◆ **Aim of the task**
Tally the lines containing "from" and report the number alone.

## BEGIN

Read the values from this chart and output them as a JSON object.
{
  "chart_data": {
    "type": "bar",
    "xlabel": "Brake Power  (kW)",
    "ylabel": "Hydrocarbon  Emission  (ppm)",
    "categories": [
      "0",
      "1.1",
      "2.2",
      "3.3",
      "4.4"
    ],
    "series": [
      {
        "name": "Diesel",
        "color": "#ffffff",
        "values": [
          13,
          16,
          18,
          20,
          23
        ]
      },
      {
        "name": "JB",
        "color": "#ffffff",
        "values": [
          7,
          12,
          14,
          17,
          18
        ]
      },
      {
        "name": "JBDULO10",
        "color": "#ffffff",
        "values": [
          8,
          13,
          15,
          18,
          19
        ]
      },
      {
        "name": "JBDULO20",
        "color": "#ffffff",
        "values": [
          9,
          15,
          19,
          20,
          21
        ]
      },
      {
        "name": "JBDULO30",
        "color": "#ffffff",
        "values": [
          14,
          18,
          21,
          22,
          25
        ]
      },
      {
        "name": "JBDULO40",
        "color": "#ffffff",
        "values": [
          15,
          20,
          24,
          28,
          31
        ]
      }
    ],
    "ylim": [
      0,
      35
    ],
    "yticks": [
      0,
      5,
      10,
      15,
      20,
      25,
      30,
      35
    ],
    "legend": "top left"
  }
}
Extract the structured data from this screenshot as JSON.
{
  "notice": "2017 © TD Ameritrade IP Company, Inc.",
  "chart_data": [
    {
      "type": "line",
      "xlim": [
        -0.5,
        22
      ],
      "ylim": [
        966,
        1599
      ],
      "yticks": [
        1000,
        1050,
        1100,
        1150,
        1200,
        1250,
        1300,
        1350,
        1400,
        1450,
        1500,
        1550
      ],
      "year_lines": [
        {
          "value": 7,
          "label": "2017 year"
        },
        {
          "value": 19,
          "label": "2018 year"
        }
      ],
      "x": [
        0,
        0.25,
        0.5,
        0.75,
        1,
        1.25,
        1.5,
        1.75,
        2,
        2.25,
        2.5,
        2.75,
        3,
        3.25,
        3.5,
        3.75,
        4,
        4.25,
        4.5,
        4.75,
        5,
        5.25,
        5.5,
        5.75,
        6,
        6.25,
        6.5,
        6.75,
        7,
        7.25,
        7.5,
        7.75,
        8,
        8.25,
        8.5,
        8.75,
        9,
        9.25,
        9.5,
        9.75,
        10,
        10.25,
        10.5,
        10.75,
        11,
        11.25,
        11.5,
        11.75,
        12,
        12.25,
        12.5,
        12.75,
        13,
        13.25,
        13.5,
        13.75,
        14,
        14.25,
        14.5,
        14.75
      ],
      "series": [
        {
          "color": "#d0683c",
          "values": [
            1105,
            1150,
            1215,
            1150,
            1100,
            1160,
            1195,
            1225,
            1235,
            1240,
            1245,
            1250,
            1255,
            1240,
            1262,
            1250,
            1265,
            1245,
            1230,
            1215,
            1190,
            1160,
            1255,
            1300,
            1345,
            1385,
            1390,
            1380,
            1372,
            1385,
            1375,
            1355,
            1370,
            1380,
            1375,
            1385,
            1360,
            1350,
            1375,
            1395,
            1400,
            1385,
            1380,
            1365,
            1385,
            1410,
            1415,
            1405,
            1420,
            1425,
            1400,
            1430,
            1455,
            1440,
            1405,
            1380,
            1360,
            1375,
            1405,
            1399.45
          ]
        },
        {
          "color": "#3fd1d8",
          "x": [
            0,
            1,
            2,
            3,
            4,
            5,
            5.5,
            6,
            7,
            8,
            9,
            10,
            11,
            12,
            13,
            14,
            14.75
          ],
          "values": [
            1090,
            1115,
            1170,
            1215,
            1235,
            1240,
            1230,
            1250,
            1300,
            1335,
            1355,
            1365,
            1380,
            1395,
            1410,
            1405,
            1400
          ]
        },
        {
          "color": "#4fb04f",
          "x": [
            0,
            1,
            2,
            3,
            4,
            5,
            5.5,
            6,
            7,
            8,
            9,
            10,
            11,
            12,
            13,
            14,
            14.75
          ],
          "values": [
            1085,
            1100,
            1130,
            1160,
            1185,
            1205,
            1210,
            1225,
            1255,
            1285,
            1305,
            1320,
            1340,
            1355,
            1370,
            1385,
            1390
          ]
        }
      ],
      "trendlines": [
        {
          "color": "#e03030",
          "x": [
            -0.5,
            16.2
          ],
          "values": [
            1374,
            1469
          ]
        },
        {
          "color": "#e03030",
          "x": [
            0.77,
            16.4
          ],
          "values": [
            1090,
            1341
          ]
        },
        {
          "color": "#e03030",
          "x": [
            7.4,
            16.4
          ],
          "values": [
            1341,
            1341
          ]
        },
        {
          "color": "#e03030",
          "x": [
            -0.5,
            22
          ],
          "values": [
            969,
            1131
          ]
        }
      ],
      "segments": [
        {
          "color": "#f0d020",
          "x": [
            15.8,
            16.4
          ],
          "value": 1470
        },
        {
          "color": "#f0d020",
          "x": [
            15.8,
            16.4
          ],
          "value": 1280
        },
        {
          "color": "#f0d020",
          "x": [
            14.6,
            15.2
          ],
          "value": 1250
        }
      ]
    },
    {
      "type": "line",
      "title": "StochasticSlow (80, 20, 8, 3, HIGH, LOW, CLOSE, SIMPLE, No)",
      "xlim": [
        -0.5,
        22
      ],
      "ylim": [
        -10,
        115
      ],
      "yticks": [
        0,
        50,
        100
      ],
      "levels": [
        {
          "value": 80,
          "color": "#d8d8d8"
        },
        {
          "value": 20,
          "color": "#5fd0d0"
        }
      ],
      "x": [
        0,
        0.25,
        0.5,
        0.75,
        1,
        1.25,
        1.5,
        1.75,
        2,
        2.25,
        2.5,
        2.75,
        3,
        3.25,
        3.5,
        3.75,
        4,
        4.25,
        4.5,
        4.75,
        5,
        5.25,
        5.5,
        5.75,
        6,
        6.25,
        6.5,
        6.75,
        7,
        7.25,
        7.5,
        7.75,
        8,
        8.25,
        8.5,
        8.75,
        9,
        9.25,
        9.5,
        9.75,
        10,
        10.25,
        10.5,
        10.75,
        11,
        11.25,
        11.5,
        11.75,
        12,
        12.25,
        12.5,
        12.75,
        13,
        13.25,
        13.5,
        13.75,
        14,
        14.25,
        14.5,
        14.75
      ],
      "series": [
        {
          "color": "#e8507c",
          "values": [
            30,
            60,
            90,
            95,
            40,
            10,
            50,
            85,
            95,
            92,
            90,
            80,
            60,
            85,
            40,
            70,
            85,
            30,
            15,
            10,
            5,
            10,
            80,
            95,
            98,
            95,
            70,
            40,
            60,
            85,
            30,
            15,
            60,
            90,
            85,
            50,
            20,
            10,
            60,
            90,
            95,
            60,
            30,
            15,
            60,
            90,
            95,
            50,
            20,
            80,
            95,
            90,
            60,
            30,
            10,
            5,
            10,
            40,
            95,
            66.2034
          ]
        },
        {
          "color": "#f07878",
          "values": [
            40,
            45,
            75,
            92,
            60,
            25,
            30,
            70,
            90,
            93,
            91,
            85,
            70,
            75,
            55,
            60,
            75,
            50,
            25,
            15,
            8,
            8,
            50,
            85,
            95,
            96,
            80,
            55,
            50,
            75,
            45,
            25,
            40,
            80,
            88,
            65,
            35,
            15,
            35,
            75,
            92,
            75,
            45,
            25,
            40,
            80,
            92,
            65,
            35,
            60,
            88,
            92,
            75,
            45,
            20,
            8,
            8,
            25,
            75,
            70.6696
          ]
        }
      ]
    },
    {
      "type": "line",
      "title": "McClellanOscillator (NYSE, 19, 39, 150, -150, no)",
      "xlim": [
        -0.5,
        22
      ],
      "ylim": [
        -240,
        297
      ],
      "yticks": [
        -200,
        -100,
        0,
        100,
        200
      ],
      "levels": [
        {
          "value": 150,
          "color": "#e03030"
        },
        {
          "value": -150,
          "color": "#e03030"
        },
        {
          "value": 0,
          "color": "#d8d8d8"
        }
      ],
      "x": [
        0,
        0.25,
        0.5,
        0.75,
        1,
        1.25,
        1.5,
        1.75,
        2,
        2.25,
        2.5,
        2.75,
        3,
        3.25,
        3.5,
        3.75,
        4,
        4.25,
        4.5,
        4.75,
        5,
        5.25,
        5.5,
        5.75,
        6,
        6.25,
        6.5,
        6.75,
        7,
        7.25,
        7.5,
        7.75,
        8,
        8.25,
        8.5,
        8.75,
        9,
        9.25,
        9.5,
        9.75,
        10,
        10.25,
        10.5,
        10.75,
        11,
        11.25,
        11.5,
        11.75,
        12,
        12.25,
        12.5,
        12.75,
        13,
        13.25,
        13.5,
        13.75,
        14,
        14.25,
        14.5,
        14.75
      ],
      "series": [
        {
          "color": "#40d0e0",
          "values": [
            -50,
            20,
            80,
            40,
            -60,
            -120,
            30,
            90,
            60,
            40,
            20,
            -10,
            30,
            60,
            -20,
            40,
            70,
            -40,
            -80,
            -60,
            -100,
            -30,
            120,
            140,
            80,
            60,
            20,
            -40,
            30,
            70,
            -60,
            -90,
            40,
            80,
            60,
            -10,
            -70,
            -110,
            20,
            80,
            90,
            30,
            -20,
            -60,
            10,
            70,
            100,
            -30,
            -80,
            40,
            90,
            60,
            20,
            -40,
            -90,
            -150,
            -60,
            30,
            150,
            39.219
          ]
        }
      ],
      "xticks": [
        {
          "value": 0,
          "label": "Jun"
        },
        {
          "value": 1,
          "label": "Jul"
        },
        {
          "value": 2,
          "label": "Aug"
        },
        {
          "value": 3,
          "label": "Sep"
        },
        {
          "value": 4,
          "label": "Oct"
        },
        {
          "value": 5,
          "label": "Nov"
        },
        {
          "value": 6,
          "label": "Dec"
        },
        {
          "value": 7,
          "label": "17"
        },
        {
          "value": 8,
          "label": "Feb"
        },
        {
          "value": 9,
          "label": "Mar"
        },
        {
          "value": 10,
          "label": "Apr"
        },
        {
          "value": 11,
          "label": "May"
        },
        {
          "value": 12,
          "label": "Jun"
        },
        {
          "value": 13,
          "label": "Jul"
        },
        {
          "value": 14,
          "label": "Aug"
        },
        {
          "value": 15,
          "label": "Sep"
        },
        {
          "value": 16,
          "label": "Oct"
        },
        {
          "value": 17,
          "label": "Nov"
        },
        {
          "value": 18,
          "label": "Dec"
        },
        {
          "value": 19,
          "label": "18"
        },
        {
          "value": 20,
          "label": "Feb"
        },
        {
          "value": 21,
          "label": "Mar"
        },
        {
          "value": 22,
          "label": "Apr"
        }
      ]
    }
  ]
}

## END

◆ **Response**
2